━━━━━ Materials provided ━━━━━

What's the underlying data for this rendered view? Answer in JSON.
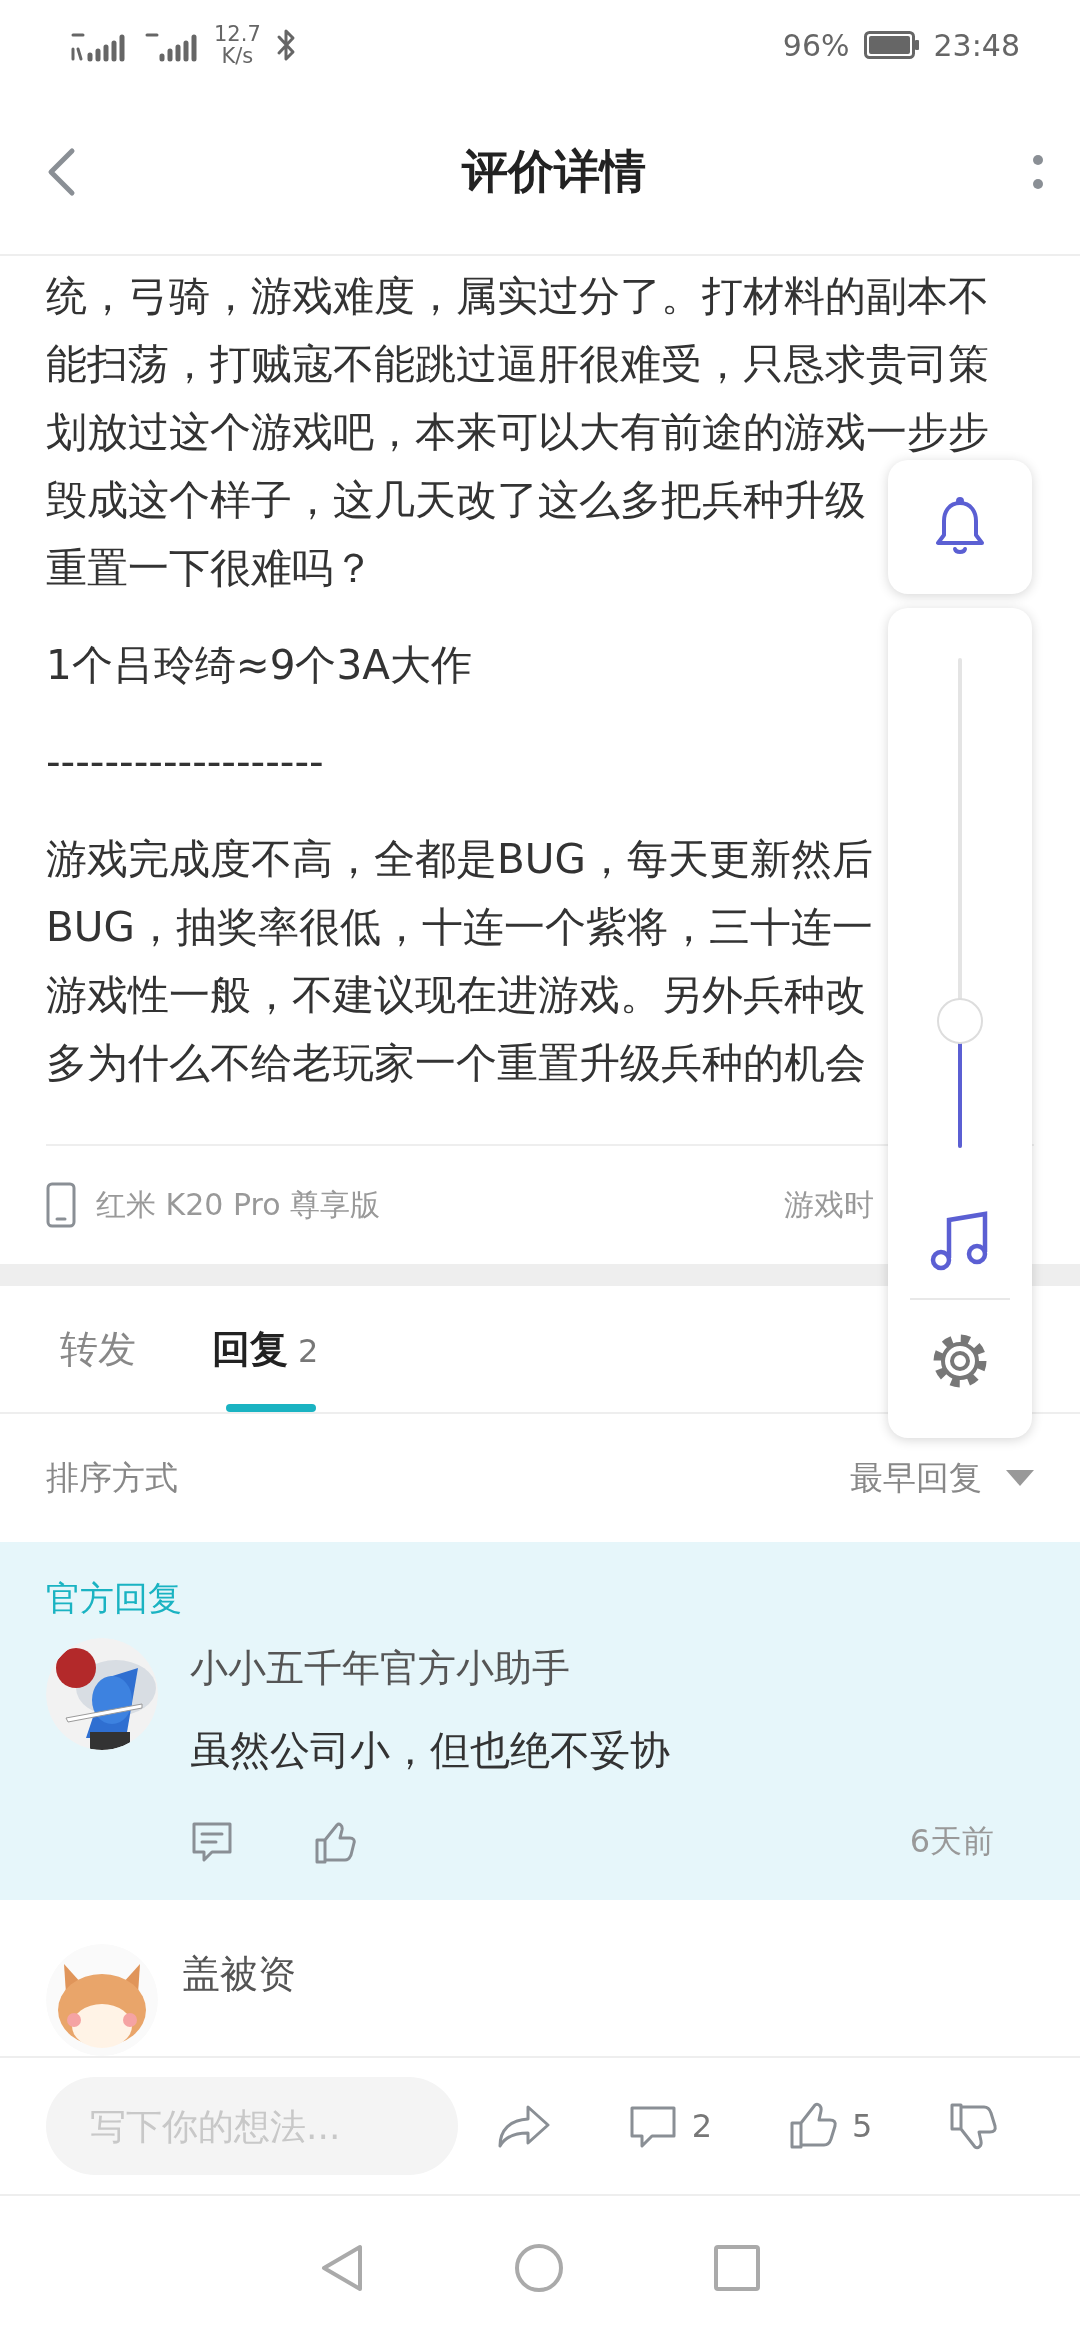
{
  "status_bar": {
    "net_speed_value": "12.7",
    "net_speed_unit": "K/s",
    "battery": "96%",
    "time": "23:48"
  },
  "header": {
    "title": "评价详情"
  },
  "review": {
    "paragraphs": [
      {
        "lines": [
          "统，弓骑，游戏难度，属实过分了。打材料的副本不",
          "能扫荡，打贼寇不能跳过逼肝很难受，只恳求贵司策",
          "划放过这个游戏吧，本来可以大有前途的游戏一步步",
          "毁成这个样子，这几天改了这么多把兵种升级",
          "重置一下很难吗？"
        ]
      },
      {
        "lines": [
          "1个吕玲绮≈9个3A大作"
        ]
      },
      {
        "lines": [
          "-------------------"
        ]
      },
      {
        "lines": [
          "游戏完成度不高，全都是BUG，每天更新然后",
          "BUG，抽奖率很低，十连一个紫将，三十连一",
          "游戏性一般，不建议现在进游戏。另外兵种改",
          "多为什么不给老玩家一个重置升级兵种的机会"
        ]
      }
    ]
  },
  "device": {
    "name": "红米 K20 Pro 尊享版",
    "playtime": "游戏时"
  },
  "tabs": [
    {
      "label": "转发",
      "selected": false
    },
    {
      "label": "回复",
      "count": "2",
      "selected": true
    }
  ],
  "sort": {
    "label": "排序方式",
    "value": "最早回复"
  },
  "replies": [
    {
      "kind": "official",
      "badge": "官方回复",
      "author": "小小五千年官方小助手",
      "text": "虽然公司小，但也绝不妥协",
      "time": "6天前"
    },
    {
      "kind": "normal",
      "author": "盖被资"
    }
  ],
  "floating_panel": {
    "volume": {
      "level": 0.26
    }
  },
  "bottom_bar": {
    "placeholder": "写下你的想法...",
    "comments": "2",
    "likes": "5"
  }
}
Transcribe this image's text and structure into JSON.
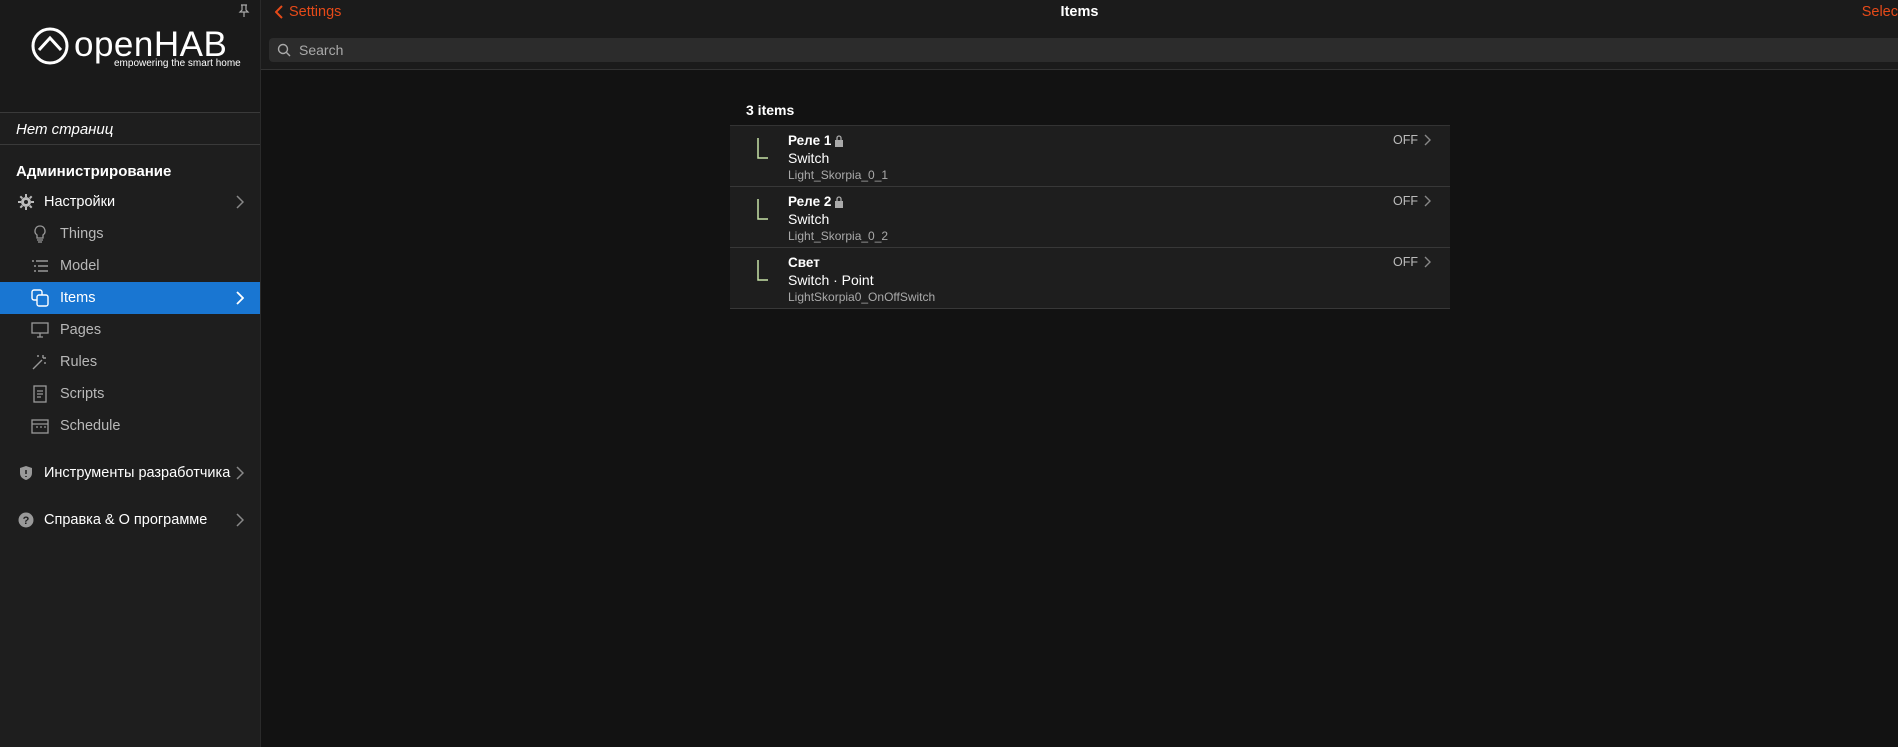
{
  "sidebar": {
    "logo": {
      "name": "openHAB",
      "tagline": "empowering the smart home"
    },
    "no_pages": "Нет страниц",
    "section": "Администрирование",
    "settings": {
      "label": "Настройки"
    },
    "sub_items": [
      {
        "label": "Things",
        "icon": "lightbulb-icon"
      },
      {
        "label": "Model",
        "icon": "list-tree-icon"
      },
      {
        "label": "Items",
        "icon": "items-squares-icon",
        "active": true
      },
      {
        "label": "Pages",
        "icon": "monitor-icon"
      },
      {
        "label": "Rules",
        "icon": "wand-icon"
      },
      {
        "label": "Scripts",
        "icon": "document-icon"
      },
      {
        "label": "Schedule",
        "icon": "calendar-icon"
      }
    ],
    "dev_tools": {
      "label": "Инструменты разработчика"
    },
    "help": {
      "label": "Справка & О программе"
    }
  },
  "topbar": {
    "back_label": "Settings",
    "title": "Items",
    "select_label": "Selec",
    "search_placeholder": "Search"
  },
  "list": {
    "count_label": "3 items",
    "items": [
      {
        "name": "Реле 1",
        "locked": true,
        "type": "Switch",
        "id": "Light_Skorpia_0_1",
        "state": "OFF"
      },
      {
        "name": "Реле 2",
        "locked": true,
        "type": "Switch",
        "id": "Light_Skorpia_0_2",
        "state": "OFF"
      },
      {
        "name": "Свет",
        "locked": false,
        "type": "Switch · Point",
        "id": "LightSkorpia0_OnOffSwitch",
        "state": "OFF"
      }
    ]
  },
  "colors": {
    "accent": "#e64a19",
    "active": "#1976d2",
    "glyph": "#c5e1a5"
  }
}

━━━━━

What you will do
Transcribe the complete set of entries verbatim. No pictures belong in the copy.

Solution
What's the underlying data for this rendered view? Answer in JSON.
{
  "status_bar": {
    "net_speed_value": "12.7",
    "net_speed_unit": "K/s",
    "battery": "96%",
    "time": "23:48"
  },
  "header": {
    "title": "评价详情"
  },
  "review": {
    "paragraphs": [
      {
        "lines": [
          "统，弓骑，游戏难度，属实过分了。打材料的副本不",
          "能扫荡，打贼寇不能跳过逼肝很难受，只恳求贵司策",
          "划放过这个游戏吧，本来可以大有前途的游戏一步步",
          "毁成这个样子，这几天改了这么多把兵种升级",
          "重置一下很难吗？"
        ]
      },
      {
        "lines": [
          "1个吕玲绮≈9个3A大作"
        ]
      },
      {
        "lines": [
          "-------------------"
        ]
      },
      {
        "lines": [
          "游戏完成度不高，全都是BUG，每天更新然后",
          "BUG，抽奖率很低，十连一个紫将，三十连一",
          "游戏性一般，不建议现在进游戏。另外兵种改",
          "多为什么不给老玩家一个重置升级兵种的机会"
        ]
      }
    ]
  },
  "device": {
    "name": "红米 K20 Pro 尊享版",
    "playtime": "游戏时"
  },
  "tabs": [
    {
      "label": "转发",
      "selected": false
    },
    {
      "label": "回复",
      "count": "2",
      "selected": true
    }
  ],
  "sort": {
    "label": "排序方式",
    "value": "最早回复"
  },
  "replies": [
    {
      "kind": "official",
      "badge": "官方回复",
      "author": "小小五千年官方小助手",
      "text": "虽然公司小，但也绝不妥协",
      "time": "6天前"
    },
    {
      "kind": "normal",
      "author": "盖被资"
    }
  ],
  "floating_panel": {
    "volume": {
      "level": 0.26
    }
  },
  "bottom_bar": {
    "placeholder": "写下你的想法...",
    "comments": "2",
    "likes": "5"
  }
}
Transcribe this image's text and structure into JSON.
{
  "sidebar": {
    "logo": {
      "name": "openHAB",
      "tagline": "empowering the smart home"
    },
    "no_pages": "Нет страниц",
    "section": "Администрирование",
    "settings": {
      "label": "Настройки"
    },
    "sub_items": [
      {
        "label": "Things",
        "icon": "lightbulb-icon"
      },
      {
        "label": "Model",
        "icon": "list-tree-icon"
      },
      {
        "label": "Items",
        "icon": "items-squares-icon",
        "active": true
      },
      {
        "label": "Pages",
        "icon": "monitor-icon"
      },
      {
        "label": "Rules",
        "icon": "wand-icon"
      },
      {
        "label": "Scripts",
        "icon": "document-icon"
      },
      {
        "label": "Schedule",
        "icon": "calendar-icon"
      }
    ],
    "dev_tools": {
      "label": "Инструменты разработчика"
    },
    "help": {
      "label": "Справка & О программе"
    }
  },
  "topbar": {
    "back_label": "Settings",
    "title": "Items",
    "select_label": "Selec",
    "search_placeholder": "Search"
  },
  "list": {
    "count_label": "3 items",
    "items": [
      {
        "name": "Реле 1",
        "locked": true,
        "type": "Switch",
        "id": "Light_Skorpia_0_1",
        "state": "OFF"
      },
      {
        "name": "Реле 2",
        "locked": true,
        "type": "Switch",
        "id": "Light_Skorpia_0_2",
        "state": "OFF"
      },
      {
        "name": "Свет",
        "locked": false,
        "type": "Switch · Point",
        "id": "LightSkorpia0_OnOffSwitch",
        "state": "OFF"
      }
    ]
  },
  "colors": {
    "accent": "#e64a19",
    "active": "#1976d2",
    "glyph": "#c5e1a5"
  }
}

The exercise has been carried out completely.